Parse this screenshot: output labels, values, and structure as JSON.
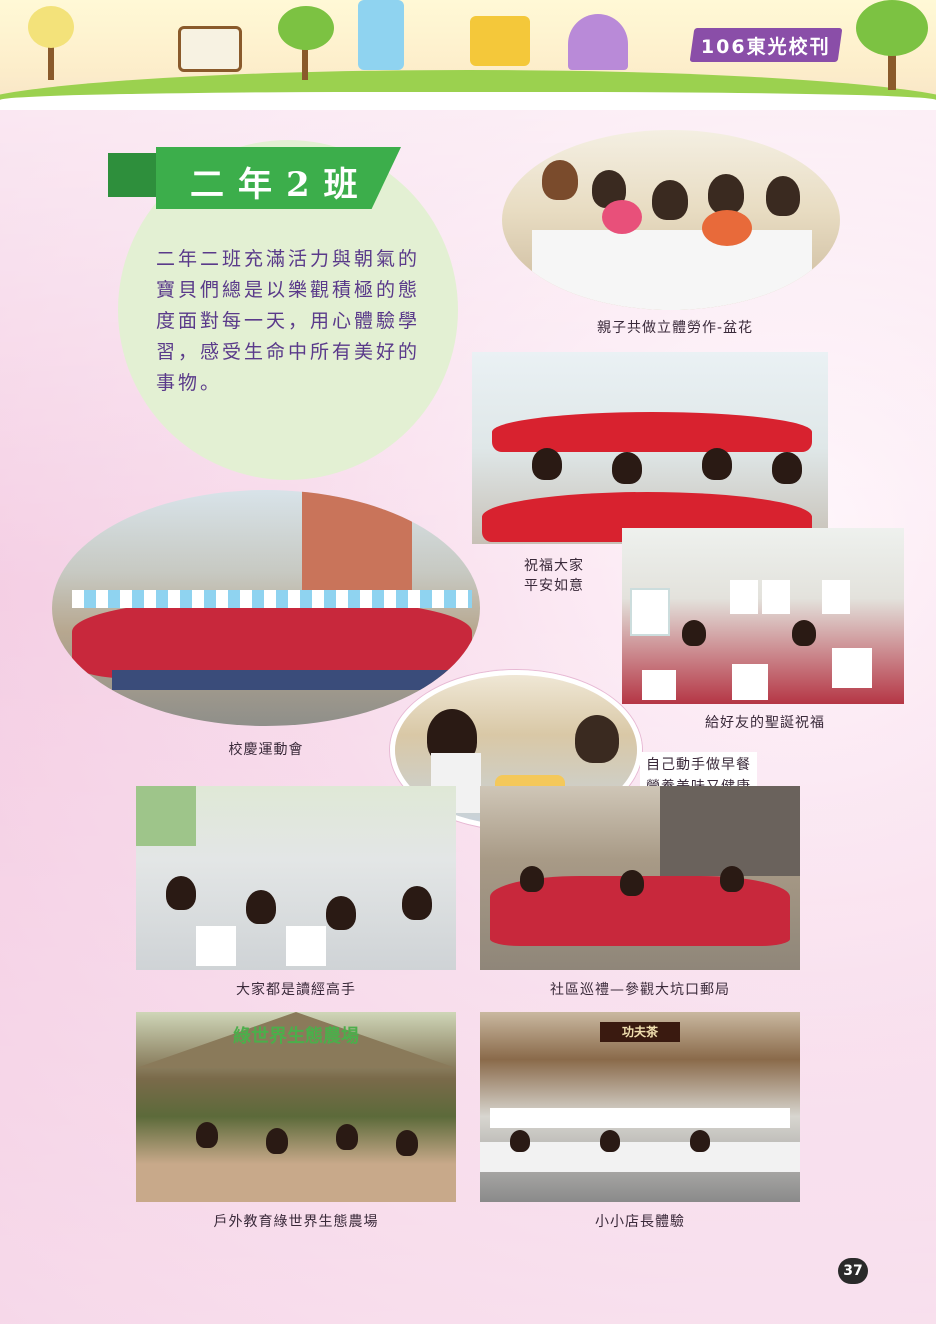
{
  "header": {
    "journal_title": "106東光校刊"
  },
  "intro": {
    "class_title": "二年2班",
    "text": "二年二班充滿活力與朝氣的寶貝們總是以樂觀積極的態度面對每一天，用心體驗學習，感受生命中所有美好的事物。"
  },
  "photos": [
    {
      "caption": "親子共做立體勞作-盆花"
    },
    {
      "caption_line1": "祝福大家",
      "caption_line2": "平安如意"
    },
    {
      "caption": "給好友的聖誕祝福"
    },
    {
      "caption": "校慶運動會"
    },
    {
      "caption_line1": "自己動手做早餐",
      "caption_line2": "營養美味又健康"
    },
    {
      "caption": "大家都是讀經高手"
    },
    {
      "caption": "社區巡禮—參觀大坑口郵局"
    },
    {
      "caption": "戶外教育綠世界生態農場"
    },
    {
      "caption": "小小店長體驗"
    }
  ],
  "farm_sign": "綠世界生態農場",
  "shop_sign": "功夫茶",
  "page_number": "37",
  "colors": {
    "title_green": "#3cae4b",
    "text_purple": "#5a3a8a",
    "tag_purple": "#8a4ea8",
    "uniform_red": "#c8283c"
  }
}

TASK INSTRUCTIONS: Copy the listing in full and without alteration, omitting every picture.

COMPLETED TASK:
Parse this screenshot: output labels, values, and structure as JSON.
{
  "header": {
    "journal_title": "106東光校刊"
  },
  "intro": {
    "class_title": "二年2班",
    "text": "二年二班充滿活力與朝氣的寶貝們總是以樂觀積極的態度面對每一天，用心體驗學習，感受生命中所有美好的事物。"
  },
  "photos": [
    {
      "caption": "親子共做立體勞作-盆花"
    },
    {
      "caption_line1": "祝福大家",
      "caption_line2": "平安如意"
    },
    {
      "caption": "給好友的聖誕祝福"
    },
    {
      "caption": "校慶運動會"
    },
    {
      "caption_line1": "自己動手做早餐",
      "caption_line2": "營養美味又健康"
    },
    {
      "caption": "大家都是讀經高手"
    },
    {
      "caption": "社區巡禮—參觀大坑口郵局"
    },
    {
      "caption": "戶外教育綠世界生態農場"
    },
    {
      "caption": "小小店長體驗"
    }
  ],
  "farm_sign": "綠世界生態農場",
  "shop_sign": "功夫茶",
  "page_number": "37",
  "colors": {
    "title_green": "#3cae4b",
    "text_purple": "#5a3a8a",
    "tag_purple": "#8a4ea8",
    "uniform_red": "#c8283c"
  }
}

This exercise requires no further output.